What to work on |
Below are the records. Gather each line that holds "this".

------ Supplied material

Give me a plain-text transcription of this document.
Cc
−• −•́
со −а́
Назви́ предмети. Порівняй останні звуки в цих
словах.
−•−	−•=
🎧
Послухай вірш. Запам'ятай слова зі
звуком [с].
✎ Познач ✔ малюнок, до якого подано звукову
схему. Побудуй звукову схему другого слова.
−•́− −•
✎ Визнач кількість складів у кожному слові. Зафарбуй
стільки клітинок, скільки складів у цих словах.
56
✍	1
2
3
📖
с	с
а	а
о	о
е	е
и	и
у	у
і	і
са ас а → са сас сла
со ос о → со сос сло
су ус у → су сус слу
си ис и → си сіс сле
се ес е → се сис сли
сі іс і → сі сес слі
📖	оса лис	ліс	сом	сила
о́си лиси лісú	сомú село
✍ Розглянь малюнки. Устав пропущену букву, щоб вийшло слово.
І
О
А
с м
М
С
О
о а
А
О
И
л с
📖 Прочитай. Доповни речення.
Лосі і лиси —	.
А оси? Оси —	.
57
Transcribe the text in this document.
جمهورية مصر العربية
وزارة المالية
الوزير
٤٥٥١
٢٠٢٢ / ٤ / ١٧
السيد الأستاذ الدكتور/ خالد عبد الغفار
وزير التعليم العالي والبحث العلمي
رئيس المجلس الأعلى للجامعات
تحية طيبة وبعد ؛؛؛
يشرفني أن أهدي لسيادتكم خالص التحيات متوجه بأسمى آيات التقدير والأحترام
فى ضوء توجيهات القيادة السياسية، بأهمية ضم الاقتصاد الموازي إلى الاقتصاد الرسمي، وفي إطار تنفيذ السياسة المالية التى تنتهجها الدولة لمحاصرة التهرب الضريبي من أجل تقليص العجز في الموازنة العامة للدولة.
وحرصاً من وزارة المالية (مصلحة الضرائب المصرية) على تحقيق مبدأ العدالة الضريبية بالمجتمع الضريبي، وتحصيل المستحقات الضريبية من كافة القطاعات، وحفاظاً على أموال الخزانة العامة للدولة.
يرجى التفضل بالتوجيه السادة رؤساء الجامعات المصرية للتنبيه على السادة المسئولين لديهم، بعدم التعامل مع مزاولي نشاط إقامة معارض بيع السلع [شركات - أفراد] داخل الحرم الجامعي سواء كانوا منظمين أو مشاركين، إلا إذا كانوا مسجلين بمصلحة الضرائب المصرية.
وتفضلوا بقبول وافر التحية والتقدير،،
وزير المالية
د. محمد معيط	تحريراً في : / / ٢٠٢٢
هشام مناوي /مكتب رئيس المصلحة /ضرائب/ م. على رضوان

------------

Task answer |
Give me a plain-text transcription of this document.
Transcribe the text in this document.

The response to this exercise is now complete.